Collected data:
------------

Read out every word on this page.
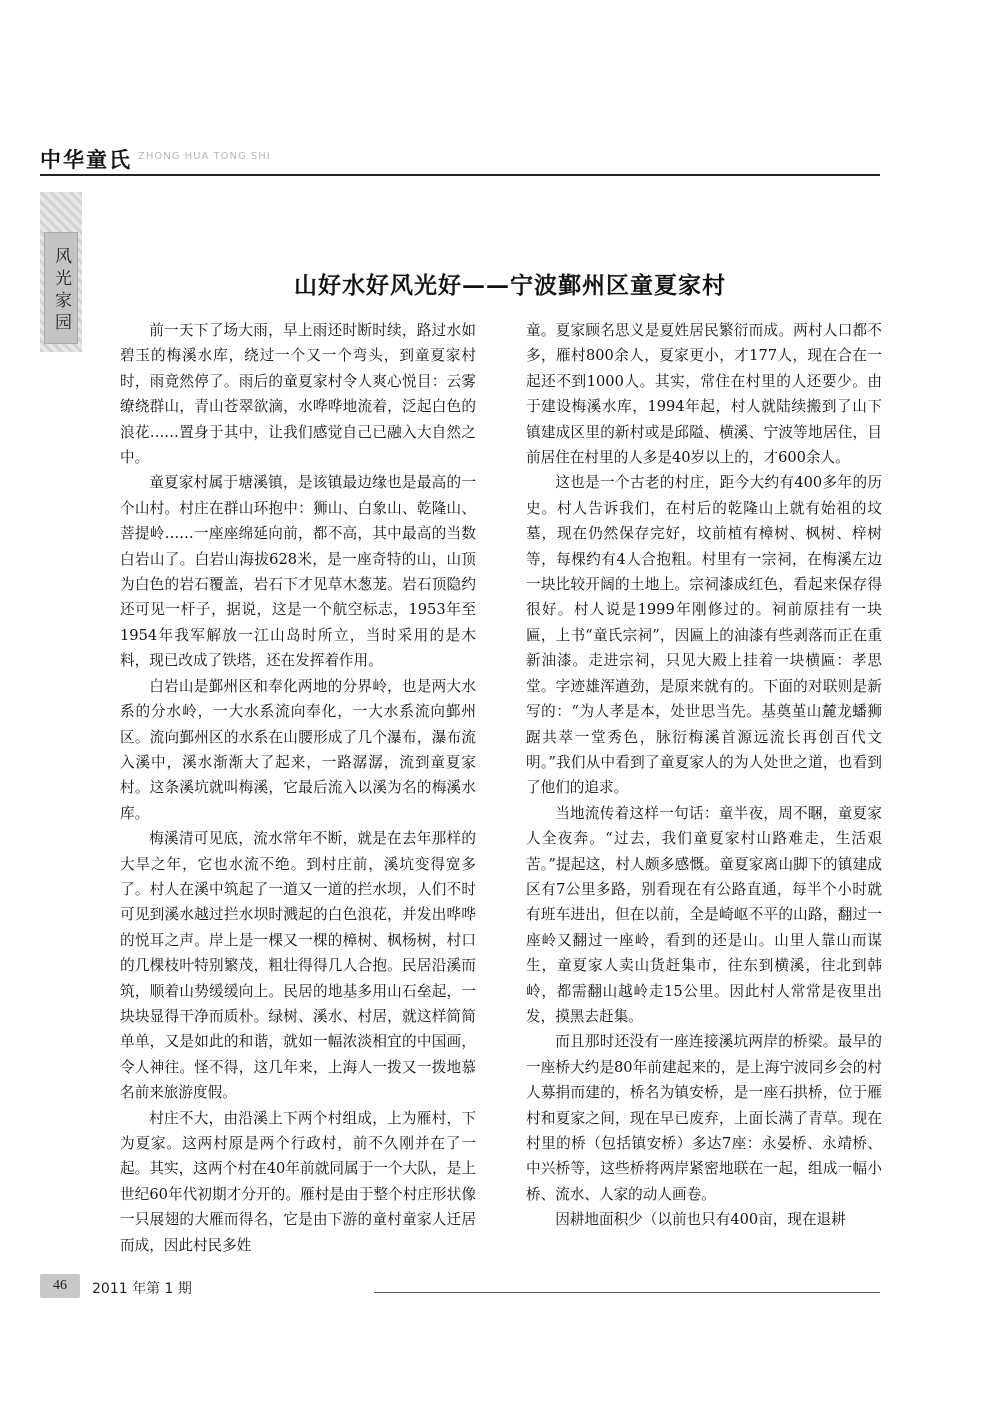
中华童氏 ZHONG HUA TONG SHI
风光家园	山好水好风光好——宁波鄞州区童夏家村

前一天下了场大雨，早上雨还时断时续，路过水如碧玉的梅溪水库，绕过一个又一个弯头，到童夏家村时，雨竟然停了。雨后的童夏家村令人爽心悦目：云雾缭绕群山，青山苍翠欲滴，水哗哗地流着，泛起白色的浪花……置身于其中，让我们感觉自己已融入大自然之中。

童夏家村属于塘溪镇，是该镇最边缘也是最高的一个山村。村庄在群山环抱中：狮山、白象山、乾隆山、菩提岭……一座座绵延向前，都不高，其中最高的当数白岩山了。白岩山海拔628米，是一座奇特的山，山顶为白色的岩石覆盖，岩石下才见草木葱茏。岩石顶隐约还可见一杆子，据说，这是一个航空标志，1953年至1954年我军解放一江山岛时所立，当时采用的是木料，现已改成了铁塔，还在发挥着作用。

白岩山是鄞州区和奉化两地的分界岭，也是两大水系的分水岭，一大水系流向奉化，一大水系流向鄞州区。流向鄞州区的水系在山腰形成了几个瀑布，瀑布流入溪中，溪水渐渐大了起来，一路潺潺，流到童夏家村。这条溪坑就叫梅溪，它最后流入以溪为名的梅溪水库。

梅溪清可见底，流水常年不断，就是在去年那样的大旱之年，它也水流不绝。到村庄前，溪坑变得宽多了。村人在溪中筑起了一道又一道的拦水坝，人们不时可见到溪水越过拦水坝时溅起的白色浪花，并发出哗哗的悦耳之声。岸上是一棵又一棵的樟树、枫杨树，村口的几棵枝叶特别繁茂，粗壮得得几人合抱。民居沿溪而筑，顺着山势缓缓向上。民居的地基多用山石垒起，一块块显得干净而质朴。绿树、溪水、村居，就这样简简单单，又是如此的和谐，就如一幅浓淡相宜的中国画，令人神往。怪不得，这几年来，上海人一拨又一拨地慕名前来旅游度假。

村庄不大，由沿溪上下两个村组成，上为雁村，下为夏家。这两村原是两个行政村，前不久刚并在了一起。其实，这两个村在40年前就同属于一个大队，是上世纪60年代初期才分开的。雁村是由于整个村庄形状像一只展翅的大雁而得名，它是由下游的童村童家人迁居而成，因此村民多姓

童。夏家顾名思义是夏姓居民繁衍而成。两村人口都不多，雁村800余人，夏家更小，才177人，现在合在一起还不到1000人。其实，常住在村里的人还要少。由于建设梅溪水库，1994年起，村人就陆续搬到了山下镇建成区里的新村或是邱隘、横溪、宁波等地居住，目前居住在村里的人多是40岁以上的，才600余人。

这也是一个古老的村庄，距今大约有400多年的历史。村人告诉我们，在村后的乾隆山上就有始祖的坟墓，现在仍然保存完好，坟前植有樟树、枫树、梓树等，每棵约有4人合抱粗。村里有一宗祠，在梅溪左边一块比较开阔的土地上。宗祠漆成红色，看起来保存得很好。村人说是1999年刚修过的。祠前原挂有一块匾，上书“童氏宗祠”，因匾上的油漆有些剥落而正在重新油漆。走进宗祠，只见大殿上挂着一块横匾：孝思堂。字迹雄浑遒劲，是原来就有的。下面的对联则是新写的：“为人孝是本，处世思当先。基奠堇山麓龙蟠狮踞共萃一堂秀色，脉衍梅溪首源远流长再创百代文明。”我们从中看到了童夏家人的为人处世之道，也看到了他们的追求。

当地流传着这样一句话：童半夜，周不睏，童夏家人全夜奔。“过去，我们童夏家村山路难走，生活艰苦。”提起这，村人颇多感慨。童夏家离山脚下的镇建成区有7公里多路，别看现在有公路直通，每半个小时就有班车进出，但在以前，全是崎岖不平的山路，翻过一座岭又翻过一座岭，看到的还是山。山里人靠山而谋生，童夏家人卖山货赶集市，往东到横溪，往北到韩岭，都需翻山越岭走15公里。因此村人常常是夜里出发，摸黑去赶集。

而且那时还没有一座连接溪坑两岸的桥梁。最早的一座桥大约是80年前建起来的，是上海宁波同乡会的村人募捐而建的，桥名为镇安桥，是一座石拱桥，位于雁村和夏家之间，现在早已废弃，上面长满了青草。现在村里的桥（包括镇安桥）多达7座：永晏桥、永靖桥、中兴桥等，这些桥将两岸紧密地联在一起，组成一幅小桥、流水、人家的动人画卷。

因耕地面积少（以前也只有400亩，现在退耕

46	2011 年第 1 期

------------

> Exercise
In your copy, repeat each record exactly and include no pictures.

> Solved exercise
Read out every word on this page.
中华童氏 ZHONG HUA TONG SHI
风光家园	山好水好风光好——宁波鄞州区童夏家村

前一天下了场大雨，早上雨还时断时续，路过水如碧玉的梅溪水库，绕过一个又一个弯头，到童夏家村时，雨竟然停了。雨后的童夏家村令人爽心悦目：云雾缭绕群山，青山苍翠欲滴，水哗哗地流着，泛起白色的浪花……置身于其中，让我们感觉自己已融入大自然之中。

童夏家村属于塘溪镇，是该镇最边缘也是最高的一个山村。村庄在群山环抱中：狮山、白象山、乾隆山、菩提岭……一座座绵延向前，都不高，其中最高的当数白岩山了。白岩山海拔628米，是一座奇特的山，山顶为白色的岩石覆盖，岩石下才见草木葱茏。岩石顶隐约还可见一杆子，据说，这是一个航空标志，1953年至1954年我军解放一江山岛时所立，当时采用的是木料，现已改成了铁塔，还在发挥着作用。

白岩山是鄞州区和奉化两地的分界岭，也是两大水系的分水岭，一大水系流向奉化，一大水系流向鄞州区。流向鄞州区的水系在山腰形成了几个瀑布，瀑布流入溪中，溪水渐渐大了起来，一路潺潺，流到童夏家村。这条溪坑就叫梅溪，它最后流入以溪为名的梅溪水库。

梅溪清可见底，流水常年不断，就是在去年那样的大旱之年，它也水流不绝。到村庄前，溪坑变得宽多了。村人在溪中筑起了一道又一道的拦水坝，人们不时可见到溪水越过拦水坝时溅起的白色浪花，并发出哗哗的悦耳之声。岸上是一棵又一棵的樟树、枫杨树，村口的几棵枝叶特别繁茂，粗壮得得几人合抱。民居沿溪而筑，顺着山势缓缓向上。民居的地基多用山石垒起，一块块显得干净而质朴。绿树、溪水、村居，就这样简简单单，又是如此的和谐，就如一幅浓淡相宜的中国画，令人神往。怪不得，这几年来，上海人一拨又一拨地慕名前来旅游度假。

村庄不大，由沿溪上下两个村组成，上为雁村，下为夏家。这两村原是两个行政村，前不久刚并在了一起。其实，这两个村在40年前就同属于一个大队，是上世纪60年代初期才分开的。雁村是由于整个村庄形状像一只展翅的大雁而得名，它是由下游的童村童家人迁居而成，因此村民多姓

童。夏家顾名思义是夏姓居民繁衍而成。两村人口都不多，雁村800余人，夏家更小，才177人，现在合在一起还不到1000人。其实，常住在村里的人还要少。由于建设梅溪水库，1994年起，村人就陆续搬到了山下镇建成区里的新村或是邱隘、横溪、宁波等地居住，目前居住在村里的人多是40岁以上的，才600余人。

这也是一个古老的村庄，距今大约有400多年的历史。村人告诉我们，在村后的乾隆山上就有始祖的坟墓，现在仍然保存完好，坟前植有樟树、枫树、梓树等，每棵约有4人合抱粗。村里有一宗祠，在梅溪左边一块比较开阔的土地上。宗祠漆成红色，看起来保存得很好。村人说是1999年刚修过的。祠前原挂有一块匾，上书“童氏宗祠”，因匾上的油漆有些剥落而正在重新油漆。走进宗祠，只见大殿上挂着一块横匾：孝思堂。字迹雄浑遒劲，是原来就有的。下面的对联则是新写的：“为人孝是本，处世思当先。基奠堇山麓龙蟠狮踞共萃一堂秀色，脉衍梅溪首源远流长再创百代文明。”我们从中看到了童夏家人的为人处世之道，也看到了他们的追求。

当地流传着这样一句话：童半夜，周不睏，童夏家人全夜奔。“过去，我们童夏家村山路难走，生活艰苦。”提起这，村人颇多感慨。童夏家离山脚下的镇建成区有7公里多路，别看现在有公路直通，每半个小时就有班车进出，但在以前，全是崎岖不平的山路，翻过一座岭又翻过一座岭，看到的还是山。山里人靠山而谋生，童夏家人卖山货赶集市，往东到横溪，往北到韩岭，都需翻山越岭走15公里。因此村人常常是夜里出发，摸黑去赶集。

而且那时还没有一座连接溪坑两岸的桥梁。最早的一座桥大约是80年前建起来的，是上海宁波同乡会的村人募捐而建的，桥名为镇安桥，是一座石拱桥，位于雁村和夏家之间，现在早已废弃，上面长满了青草。现在村里的桥（包括镇安桥）多达7座：永晏桥、永靖桥、中兴桥等，这些桥将两岸紧密地联在一起，组成一幅小桥、流水、人家的动人画卷。

因耕地面积少（以前也只有400亩，现在退耕

46	2011 年第 1 期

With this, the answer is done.